- **Work required**:
What is the number of lines containing the word "structure"? Please answer with that number and nothing more.

[Items from a figure collection]
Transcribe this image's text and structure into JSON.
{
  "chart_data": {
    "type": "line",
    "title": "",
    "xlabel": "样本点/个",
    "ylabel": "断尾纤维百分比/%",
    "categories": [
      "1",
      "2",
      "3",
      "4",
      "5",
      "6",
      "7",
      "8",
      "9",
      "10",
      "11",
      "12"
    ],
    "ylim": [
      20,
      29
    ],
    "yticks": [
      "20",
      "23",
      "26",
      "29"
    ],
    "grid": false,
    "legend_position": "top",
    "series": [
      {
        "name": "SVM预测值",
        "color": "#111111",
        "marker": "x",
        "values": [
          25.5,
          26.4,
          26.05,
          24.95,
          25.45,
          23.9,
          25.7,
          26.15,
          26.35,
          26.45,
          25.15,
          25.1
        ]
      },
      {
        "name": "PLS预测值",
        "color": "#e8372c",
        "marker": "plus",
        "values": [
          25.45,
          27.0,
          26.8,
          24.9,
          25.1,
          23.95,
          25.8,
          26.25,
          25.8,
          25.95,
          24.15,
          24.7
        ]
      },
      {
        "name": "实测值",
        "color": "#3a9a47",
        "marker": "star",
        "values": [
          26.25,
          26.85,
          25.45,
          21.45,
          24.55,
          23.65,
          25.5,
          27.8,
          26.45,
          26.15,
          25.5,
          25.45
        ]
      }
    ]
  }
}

---

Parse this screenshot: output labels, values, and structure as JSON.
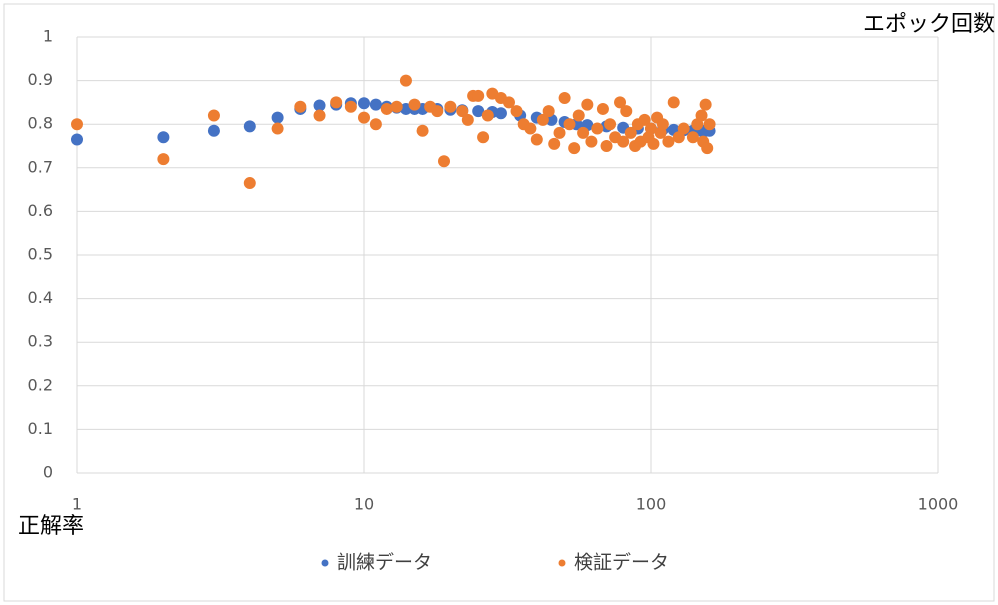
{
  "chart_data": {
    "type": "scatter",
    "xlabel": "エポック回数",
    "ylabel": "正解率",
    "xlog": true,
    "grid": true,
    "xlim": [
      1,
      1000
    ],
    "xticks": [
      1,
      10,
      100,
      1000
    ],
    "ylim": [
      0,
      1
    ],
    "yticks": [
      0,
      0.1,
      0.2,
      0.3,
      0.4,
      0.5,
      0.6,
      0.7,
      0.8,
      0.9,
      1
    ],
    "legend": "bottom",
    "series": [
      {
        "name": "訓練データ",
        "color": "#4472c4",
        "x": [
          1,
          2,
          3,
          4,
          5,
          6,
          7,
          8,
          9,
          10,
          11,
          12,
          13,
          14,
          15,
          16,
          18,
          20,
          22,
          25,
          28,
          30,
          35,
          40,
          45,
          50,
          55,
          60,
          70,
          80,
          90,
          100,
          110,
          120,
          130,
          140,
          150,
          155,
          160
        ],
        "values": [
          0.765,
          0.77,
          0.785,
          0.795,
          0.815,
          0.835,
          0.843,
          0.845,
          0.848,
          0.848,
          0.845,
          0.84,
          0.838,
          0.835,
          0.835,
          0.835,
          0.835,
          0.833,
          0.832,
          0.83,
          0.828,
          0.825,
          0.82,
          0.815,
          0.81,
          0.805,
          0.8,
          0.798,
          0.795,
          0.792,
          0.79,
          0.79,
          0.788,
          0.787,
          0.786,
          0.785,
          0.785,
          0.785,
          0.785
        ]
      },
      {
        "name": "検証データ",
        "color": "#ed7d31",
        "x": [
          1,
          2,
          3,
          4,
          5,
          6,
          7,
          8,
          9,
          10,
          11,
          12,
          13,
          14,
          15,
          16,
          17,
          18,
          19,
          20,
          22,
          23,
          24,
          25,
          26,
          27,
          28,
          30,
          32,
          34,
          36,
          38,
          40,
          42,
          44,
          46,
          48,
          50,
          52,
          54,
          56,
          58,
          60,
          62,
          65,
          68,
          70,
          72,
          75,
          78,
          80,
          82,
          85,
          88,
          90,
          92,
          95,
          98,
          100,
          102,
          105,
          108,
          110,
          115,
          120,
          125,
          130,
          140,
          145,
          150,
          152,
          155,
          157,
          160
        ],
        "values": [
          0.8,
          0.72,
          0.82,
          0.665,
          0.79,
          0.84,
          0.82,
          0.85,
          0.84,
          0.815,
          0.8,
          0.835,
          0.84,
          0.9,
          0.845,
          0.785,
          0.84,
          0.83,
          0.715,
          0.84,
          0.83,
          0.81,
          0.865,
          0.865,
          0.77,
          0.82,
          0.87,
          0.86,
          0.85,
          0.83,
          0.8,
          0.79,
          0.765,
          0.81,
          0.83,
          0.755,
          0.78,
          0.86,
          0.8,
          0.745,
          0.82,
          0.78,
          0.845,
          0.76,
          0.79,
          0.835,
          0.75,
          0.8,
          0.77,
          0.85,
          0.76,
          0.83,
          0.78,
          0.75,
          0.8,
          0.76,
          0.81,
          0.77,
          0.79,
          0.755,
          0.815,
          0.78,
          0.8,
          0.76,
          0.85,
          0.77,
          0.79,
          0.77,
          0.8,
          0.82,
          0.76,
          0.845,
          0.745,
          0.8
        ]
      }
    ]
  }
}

- **Result for this task**:
2